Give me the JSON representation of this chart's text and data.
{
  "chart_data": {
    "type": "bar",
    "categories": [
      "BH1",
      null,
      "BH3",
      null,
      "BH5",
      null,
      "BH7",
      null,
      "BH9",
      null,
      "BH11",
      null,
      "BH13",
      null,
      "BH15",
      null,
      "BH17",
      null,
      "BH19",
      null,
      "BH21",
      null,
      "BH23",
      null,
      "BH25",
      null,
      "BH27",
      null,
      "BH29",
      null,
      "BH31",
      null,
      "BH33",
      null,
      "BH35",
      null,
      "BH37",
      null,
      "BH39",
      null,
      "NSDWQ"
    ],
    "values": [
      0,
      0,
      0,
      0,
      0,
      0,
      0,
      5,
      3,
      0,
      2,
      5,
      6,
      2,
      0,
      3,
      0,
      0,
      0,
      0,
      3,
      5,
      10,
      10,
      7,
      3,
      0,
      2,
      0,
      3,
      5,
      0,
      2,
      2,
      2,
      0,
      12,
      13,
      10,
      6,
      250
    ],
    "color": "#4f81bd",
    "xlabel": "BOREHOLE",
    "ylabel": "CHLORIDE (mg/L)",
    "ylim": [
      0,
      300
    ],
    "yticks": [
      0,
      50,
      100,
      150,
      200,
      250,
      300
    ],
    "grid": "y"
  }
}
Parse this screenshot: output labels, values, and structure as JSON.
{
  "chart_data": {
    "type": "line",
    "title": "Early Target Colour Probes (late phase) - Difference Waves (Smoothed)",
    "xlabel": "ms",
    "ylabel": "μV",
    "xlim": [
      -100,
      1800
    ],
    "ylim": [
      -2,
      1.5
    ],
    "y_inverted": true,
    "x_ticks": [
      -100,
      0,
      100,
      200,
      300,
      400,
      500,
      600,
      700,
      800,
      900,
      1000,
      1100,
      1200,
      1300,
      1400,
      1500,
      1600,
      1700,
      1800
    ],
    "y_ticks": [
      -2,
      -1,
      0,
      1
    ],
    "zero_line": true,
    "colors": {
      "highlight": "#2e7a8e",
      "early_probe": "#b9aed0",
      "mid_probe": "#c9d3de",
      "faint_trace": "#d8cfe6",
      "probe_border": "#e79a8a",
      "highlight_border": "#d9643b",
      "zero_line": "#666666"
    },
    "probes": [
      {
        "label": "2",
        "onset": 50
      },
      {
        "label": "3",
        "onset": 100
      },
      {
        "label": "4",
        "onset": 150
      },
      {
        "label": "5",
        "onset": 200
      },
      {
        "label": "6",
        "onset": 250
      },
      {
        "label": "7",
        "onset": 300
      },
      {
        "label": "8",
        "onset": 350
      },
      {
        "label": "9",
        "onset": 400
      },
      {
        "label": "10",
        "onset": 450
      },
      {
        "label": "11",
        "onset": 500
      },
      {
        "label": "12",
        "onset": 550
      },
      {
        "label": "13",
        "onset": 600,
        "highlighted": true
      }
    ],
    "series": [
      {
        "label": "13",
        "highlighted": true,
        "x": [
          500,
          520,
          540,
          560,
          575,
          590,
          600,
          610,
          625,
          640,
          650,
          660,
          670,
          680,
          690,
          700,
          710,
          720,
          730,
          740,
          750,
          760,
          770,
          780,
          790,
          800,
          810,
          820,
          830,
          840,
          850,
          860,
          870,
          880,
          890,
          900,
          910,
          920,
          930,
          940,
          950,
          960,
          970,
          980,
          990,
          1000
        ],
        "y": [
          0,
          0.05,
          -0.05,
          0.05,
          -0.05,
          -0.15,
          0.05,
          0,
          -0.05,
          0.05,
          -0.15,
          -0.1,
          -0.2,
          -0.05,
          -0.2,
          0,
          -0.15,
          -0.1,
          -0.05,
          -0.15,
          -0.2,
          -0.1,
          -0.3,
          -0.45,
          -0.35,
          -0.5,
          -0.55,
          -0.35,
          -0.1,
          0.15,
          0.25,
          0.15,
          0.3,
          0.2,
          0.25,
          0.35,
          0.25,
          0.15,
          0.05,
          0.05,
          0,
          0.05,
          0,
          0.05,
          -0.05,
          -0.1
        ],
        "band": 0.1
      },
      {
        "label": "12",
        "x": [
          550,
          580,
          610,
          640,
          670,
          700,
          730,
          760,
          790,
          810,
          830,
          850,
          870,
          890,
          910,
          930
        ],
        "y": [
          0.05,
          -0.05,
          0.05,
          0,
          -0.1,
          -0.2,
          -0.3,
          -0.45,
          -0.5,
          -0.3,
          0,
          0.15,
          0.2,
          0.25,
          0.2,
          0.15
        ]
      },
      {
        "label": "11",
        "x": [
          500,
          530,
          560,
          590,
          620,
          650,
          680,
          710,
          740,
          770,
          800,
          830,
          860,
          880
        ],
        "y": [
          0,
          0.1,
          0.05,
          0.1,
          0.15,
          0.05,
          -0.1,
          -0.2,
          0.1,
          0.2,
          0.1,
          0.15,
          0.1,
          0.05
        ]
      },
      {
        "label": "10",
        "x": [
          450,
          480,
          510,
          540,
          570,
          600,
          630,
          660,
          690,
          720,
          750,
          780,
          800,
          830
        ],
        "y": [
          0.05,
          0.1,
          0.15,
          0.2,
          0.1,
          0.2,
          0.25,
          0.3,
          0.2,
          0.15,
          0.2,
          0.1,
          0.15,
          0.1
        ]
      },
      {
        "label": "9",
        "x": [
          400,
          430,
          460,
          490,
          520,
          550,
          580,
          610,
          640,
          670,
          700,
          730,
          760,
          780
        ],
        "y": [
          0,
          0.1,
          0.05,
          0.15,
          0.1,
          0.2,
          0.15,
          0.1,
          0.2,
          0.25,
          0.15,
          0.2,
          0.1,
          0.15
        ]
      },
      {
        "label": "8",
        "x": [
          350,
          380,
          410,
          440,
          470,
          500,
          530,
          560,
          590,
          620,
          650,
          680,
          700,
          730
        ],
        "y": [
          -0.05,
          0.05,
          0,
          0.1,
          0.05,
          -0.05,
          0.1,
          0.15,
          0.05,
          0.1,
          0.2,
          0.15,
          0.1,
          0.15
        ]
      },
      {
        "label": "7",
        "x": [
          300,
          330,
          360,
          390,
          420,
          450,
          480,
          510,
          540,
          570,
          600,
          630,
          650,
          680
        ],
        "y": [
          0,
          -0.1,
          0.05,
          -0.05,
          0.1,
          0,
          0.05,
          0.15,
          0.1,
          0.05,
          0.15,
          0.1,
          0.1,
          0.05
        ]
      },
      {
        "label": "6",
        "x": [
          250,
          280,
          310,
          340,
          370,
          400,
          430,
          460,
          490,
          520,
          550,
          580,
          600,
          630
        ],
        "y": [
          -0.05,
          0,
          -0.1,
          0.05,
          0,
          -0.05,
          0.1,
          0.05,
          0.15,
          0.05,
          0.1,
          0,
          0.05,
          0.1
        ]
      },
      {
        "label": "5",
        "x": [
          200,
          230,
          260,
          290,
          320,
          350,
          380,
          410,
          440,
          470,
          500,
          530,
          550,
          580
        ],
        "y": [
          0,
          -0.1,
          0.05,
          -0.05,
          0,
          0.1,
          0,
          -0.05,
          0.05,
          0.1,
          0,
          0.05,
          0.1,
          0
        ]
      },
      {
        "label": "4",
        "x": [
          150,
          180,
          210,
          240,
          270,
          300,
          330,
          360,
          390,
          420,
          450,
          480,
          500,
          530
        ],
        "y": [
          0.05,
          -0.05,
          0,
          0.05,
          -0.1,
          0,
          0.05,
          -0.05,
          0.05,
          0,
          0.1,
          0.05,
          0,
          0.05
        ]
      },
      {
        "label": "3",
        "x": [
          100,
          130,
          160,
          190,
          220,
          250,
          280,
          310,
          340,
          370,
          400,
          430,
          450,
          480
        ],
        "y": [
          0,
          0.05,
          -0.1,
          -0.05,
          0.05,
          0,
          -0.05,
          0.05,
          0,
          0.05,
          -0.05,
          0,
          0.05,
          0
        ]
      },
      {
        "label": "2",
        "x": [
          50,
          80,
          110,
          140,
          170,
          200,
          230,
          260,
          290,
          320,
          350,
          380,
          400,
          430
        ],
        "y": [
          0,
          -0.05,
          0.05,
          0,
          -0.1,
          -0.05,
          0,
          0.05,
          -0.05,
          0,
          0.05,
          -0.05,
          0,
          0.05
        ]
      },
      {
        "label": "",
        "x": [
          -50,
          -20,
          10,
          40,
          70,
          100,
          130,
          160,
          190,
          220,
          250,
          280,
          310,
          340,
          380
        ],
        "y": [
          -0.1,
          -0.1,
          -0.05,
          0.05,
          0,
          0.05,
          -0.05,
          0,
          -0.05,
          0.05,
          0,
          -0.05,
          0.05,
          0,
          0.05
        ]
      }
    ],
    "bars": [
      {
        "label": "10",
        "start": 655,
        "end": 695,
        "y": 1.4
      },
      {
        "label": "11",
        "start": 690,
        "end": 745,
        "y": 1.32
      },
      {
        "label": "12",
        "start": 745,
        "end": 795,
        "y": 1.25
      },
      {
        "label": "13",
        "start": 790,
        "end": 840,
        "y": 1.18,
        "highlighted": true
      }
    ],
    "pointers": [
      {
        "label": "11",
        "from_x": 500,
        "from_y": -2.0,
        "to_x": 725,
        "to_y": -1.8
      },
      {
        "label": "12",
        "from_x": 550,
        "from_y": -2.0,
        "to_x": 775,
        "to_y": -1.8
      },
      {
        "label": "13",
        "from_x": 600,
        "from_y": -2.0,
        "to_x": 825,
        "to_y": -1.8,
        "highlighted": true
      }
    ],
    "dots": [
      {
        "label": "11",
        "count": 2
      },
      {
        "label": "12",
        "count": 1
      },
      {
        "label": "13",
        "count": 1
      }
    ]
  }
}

### [Task]
Scan the listing above for the word "onset" and show each line where it is found.

### [Exercise solution]
        "onset": 50
        "onset": 100
        "onset": 150
        "onset": 200
        "onset": 250
        "onset": 300
        "onset": 350
        "onset": 400
        "onset": 450
        "onset": 500
        "onset": 550
        "onset": 600,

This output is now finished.